Instructions to follow: Report how many lines contain "name". Give the number and nothing else.

Data shown:
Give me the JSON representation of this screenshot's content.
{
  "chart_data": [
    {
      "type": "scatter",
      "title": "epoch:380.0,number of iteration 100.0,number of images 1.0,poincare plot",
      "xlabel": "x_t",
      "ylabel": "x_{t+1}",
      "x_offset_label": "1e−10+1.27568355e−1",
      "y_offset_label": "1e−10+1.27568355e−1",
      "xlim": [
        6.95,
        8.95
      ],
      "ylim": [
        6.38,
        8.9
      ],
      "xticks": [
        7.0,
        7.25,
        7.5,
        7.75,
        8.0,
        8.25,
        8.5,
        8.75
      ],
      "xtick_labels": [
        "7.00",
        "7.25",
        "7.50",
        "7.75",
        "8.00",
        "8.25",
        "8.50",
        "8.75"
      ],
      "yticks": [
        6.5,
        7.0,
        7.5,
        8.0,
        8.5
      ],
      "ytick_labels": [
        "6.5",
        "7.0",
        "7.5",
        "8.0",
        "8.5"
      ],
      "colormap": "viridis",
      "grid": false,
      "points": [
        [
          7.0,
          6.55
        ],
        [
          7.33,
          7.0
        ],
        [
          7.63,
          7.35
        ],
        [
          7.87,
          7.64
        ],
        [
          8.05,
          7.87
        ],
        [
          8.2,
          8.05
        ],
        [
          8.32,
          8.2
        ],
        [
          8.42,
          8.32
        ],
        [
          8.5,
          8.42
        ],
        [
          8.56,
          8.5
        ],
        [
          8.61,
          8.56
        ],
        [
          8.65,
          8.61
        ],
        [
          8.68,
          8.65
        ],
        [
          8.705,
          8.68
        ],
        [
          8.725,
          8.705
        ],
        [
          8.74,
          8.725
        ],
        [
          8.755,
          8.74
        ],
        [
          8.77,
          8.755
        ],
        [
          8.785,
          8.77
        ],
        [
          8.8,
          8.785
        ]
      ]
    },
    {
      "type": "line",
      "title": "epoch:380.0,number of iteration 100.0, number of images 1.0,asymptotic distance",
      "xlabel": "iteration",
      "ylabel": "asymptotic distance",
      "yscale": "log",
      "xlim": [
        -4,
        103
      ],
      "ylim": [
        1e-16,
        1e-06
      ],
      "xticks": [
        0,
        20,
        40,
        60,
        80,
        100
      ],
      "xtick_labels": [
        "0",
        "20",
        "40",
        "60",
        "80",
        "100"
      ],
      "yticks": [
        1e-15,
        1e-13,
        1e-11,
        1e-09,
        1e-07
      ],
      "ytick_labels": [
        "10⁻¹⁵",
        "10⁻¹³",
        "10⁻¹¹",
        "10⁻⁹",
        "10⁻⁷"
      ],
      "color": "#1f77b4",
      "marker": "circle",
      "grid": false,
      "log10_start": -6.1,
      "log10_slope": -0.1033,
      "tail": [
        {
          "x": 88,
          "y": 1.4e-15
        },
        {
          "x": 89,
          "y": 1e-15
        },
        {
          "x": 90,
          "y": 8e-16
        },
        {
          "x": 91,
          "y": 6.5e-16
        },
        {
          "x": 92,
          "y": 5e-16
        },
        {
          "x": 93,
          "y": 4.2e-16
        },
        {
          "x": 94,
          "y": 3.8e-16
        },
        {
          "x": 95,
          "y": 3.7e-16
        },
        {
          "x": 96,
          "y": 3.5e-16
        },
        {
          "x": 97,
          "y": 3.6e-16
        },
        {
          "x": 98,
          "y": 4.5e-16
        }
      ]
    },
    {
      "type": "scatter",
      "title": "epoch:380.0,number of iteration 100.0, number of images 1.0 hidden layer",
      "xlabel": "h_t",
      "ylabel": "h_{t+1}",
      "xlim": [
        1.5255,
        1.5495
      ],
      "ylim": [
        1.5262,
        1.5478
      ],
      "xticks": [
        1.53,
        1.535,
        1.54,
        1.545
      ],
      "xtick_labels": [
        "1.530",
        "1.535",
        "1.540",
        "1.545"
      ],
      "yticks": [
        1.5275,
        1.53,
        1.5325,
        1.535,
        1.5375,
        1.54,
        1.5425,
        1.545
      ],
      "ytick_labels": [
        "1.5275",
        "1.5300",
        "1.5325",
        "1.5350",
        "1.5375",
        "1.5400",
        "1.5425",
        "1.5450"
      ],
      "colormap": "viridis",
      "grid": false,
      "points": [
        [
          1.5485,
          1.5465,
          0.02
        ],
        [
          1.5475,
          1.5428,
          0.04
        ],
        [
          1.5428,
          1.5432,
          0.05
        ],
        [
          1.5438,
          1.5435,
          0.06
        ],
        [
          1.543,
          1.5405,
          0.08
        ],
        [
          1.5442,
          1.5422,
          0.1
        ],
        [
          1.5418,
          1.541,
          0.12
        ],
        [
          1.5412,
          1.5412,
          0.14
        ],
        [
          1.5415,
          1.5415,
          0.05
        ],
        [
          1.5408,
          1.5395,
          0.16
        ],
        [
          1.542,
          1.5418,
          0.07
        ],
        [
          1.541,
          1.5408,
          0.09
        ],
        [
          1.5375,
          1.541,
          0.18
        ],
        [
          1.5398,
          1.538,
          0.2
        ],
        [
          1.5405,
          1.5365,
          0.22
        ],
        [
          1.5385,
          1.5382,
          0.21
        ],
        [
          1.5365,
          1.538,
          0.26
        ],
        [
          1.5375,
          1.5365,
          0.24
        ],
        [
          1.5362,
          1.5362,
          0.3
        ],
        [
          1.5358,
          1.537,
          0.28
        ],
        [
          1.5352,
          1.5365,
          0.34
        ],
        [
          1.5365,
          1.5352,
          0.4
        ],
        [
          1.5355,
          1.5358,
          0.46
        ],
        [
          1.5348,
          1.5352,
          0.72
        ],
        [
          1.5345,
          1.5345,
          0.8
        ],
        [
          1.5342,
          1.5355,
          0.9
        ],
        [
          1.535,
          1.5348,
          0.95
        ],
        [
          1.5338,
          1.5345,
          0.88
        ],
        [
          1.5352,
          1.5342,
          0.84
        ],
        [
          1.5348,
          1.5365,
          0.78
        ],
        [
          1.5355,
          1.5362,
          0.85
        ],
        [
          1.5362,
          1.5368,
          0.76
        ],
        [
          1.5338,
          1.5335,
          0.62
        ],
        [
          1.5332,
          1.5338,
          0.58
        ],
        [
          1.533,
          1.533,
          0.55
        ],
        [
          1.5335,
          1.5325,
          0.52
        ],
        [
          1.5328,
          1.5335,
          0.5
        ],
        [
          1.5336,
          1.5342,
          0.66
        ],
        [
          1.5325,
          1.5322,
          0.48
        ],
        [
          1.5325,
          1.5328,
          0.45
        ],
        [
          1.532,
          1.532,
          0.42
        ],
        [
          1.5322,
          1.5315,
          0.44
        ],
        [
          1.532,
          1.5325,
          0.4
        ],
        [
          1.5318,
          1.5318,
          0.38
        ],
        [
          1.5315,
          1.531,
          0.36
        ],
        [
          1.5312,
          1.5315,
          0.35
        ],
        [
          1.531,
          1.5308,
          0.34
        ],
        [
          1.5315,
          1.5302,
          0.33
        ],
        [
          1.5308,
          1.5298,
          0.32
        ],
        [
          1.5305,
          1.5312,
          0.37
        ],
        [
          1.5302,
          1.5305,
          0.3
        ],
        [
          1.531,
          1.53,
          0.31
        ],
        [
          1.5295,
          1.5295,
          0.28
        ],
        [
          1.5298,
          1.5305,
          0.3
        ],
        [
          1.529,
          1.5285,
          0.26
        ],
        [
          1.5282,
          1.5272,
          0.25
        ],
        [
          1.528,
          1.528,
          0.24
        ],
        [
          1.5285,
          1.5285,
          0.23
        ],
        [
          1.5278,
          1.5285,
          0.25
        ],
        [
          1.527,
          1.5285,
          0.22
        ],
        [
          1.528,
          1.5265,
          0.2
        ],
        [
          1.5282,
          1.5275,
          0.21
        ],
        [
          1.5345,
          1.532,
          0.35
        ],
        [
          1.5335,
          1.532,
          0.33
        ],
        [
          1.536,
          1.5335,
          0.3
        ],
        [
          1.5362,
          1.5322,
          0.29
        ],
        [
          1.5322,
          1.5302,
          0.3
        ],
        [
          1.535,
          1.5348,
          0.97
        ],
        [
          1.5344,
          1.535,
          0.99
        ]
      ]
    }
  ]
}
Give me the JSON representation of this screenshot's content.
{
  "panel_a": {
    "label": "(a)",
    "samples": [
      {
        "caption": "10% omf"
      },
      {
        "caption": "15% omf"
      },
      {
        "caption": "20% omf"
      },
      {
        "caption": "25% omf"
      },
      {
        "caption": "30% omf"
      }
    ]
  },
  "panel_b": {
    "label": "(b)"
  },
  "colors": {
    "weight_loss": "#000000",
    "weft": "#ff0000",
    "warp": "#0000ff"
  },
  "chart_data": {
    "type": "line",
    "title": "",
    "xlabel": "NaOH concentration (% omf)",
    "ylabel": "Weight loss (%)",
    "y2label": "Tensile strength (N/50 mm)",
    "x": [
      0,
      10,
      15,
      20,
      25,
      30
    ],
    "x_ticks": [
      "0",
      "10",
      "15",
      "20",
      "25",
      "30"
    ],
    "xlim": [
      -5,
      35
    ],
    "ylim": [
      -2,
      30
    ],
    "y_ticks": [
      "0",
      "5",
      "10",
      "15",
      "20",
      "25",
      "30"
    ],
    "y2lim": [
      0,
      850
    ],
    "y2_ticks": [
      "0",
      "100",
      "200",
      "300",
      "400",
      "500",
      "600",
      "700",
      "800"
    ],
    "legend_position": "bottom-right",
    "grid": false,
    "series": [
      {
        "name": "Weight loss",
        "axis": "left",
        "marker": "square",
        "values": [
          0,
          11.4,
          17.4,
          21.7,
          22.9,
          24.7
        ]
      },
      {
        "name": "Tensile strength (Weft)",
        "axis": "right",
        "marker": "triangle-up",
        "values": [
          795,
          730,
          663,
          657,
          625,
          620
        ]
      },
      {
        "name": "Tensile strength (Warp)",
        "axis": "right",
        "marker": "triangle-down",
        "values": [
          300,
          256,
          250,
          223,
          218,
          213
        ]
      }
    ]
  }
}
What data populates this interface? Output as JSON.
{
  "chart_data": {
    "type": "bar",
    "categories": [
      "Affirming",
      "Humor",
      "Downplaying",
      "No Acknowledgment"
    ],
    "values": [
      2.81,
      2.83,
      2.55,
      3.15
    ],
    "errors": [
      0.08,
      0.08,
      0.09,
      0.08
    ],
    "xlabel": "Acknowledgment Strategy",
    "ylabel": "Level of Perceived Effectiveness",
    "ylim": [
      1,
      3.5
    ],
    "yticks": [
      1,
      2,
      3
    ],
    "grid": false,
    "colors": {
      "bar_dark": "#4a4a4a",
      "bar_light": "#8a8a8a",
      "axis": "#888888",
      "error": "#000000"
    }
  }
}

Full solution: 3